_What you have to do:_
In the material below, find each line holding the string "sujetos" and copy it.

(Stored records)
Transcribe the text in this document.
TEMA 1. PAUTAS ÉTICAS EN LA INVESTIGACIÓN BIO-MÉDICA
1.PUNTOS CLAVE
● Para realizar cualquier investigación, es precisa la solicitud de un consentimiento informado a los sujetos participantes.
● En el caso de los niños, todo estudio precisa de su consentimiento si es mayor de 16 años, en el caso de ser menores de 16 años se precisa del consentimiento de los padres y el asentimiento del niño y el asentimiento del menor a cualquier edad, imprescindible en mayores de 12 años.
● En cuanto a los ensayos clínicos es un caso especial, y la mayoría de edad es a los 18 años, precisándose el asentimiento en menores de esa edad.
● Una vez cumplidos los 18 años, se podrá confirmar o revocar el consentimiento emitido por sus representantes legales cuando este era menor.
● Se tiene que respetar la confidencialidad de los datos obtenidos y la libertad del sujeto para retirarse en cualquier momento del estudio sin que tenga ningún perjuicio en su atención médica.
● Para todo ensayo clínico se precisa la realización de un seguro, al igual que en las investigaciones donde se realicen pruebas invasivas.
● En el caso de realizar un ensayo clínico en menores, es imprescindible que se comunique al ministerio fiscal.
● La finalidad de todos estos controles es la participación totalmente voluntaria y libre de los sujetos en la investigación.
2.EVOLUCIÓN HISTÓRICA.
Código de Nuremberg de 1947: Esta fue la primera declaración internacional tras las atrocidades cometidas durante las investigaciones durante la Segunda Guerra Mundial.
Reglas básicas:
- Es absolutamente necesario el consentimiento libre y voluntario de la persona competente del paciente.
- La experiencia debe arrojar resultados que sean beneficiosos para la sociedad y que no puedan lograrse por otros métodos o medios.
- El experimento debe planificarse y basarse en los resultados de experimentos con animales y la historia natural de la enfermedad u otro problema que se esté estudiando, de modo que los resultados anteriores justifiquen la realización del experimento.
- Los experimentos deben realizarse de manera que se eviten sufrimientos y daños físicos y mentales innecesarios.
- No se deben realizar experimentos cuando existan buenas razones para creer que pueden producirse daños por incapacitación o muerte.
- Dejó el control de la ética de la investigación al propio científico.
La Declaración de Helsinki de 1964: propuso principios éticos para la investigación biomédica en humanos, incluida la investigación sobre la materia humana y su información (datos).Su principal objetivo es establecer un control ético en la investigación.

_Expected output:_
● Para realizar cualquier investigación, es precisa la solicitud de un consentimiento informado a los sujetos participantes.
● La finalidad de todos estos controles es la participación totalmente voluntaria y libre de los sujetos en la investigación.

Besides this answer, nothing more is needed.